:: What is needed ::
In the entries, find all lines that hold the word "Blood" and copy them.

[start of Input material]

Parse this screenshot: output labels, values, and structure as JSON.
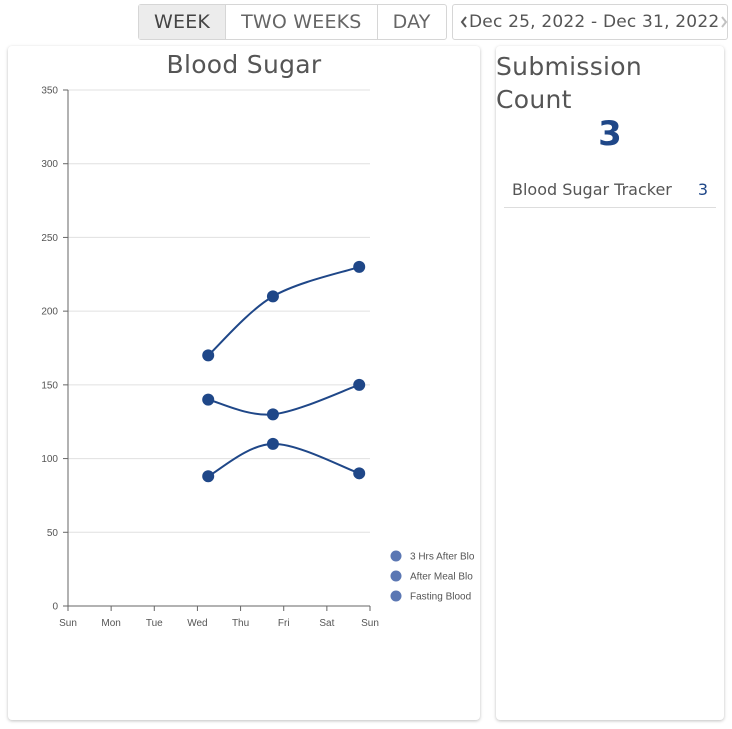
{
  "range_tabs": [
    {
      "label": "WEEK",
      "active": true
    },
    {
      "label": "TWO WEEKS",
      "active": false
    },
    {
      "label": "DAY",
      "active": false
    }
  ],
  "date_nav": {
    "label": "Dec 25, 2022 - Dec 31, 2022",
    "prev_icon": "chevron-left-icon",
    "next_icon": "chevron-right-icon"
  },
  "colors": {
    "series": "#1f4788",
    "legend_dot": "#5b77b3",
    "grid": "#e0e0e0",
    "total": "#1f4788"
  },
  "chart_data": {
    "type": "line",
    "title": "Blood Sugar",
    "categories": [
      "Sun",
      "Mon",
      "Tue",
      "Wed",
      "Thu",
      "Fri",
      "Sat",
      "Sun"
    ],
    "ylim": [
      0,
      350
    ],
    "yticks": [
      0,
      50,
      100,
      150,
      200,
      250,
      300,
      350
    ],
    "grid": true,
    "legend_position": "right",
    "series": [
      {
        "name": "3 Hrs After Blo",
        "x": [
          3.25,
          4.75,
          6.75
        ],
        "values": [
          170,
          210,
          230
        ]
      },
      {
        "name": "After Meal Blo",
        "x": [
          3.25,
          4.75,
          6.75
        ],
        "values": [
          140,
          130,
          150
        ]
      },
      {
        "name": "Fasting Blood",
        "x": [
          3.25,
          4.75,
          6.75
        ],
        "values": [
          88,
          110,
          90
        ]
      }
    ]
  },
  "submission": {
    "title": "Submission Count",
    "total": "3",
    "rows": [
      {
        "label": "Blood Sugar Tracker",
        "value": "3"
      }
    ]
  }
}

[end of Input material]

:: Worked answer ::
    "title": "Blood Sugar",
        "name": "Fasting Blood",
        "label": "Blood Sugar Tracker",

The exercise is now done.